◆ ROWS ◆
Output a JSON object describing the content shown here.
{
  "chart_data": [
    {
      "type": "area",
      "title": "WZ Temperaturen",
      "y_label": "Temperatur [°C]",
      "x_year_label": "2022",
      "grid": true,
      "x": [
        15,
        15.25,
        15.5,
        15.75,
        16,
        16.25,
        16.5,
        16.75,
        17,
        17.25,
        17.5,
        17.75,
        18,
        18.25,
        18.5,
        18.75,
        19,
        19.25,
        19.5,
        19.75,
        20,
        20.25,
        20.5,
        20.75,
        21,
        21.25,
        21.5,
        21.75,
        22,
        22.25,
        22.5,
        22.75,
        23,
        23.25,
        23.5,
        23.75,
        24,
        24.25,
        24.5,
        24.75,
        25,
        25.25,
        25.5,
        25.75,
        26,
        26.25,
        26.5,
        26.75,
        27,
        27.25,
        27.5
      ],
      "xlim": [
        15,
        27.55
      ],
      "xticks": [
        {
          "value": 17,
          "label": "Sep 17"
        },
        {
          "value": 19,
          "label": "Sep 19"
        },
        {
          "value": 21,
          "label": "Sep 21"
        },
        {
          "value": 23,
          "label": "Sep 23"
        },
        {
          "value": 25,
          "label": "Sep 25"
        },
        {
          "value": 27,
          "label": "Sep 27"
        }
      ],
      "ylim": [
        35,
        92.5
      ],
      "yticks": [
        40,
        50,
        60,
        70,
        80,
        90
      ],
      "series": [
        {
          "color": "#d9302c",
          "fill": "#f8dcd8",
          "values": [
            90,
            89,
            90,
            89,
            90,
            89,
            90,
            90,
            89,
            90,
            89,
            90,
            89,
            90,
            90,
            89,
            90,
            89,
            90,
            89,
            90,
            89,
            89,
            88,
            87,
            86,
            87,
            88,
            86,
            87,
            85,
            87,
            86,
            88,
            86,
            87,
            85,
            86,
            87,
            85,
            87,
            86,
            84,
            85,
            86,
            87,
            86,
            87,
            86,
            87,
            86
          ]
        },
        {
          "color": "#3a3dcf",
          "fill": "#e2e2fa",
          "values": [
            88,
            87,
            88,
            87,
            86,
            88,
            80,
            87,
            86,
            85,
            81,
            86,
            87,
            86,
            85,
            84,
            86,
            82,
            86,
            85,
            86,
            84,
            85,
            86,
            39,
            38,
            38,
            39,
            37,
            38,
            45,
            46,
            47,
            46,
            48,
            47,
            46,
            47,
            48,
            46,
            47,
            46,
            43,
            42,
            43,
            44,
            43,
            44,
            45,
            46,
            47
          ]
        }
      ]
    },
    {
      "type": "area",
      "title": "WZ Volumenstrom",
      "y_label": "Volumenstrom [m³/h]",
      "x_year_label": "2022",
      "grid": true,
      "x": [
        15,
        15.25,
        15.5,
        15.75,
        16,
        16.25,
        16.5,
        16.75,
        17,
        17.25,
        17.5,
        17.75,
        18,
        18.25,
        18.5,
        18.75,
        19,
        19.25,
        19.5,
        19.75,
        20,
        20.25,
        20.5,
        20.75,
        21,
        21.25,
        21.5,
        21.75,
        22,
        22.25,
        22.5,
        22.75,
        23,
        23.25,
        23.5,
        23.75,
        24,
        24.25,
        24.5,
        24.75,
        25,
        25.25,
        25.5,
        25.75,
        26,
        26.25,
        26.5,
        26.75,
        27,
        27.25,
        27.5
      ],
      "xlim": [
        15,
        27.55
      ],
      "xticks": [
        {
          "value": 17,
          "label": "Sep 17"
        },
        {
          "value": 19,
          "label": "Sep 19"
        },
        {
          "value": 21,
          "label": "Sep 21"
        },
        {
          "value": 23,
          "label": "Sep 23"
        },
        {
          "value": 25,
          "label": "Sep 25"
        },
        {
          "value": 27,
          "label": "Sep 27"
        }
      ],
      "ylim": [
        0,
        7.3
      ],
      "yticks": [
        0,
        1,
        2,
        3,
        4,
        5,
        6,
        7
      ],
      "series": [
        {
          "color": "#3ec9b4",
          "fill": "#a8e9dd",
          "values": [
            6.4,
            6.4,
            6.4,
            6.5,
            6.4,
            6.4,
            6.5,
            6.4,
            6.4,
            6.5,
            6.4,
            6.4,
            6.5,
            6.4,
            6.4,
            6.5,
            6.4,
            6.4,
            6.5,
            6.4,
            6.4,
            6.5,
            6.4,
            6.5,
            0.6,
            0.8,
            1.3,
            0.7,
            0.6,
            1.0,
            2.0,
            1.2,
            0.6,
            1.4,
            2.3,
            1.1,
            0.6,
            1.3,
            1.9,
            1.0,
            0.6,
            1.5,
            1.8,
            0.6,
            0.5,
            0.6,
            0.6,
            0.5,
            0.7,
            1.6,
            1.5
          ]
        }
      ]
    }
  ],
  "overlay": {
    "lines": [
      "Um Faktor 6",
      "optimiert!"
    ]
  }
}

◆ PROBLEM STATEMENT ◆
In the material above, show every line where the word "Volumenstrom" turns up.

◆ FULL RESPONSE ◆
      "title": "WZ Volumenstrom",
      "y_label": "Volumenstrom [m³/h]",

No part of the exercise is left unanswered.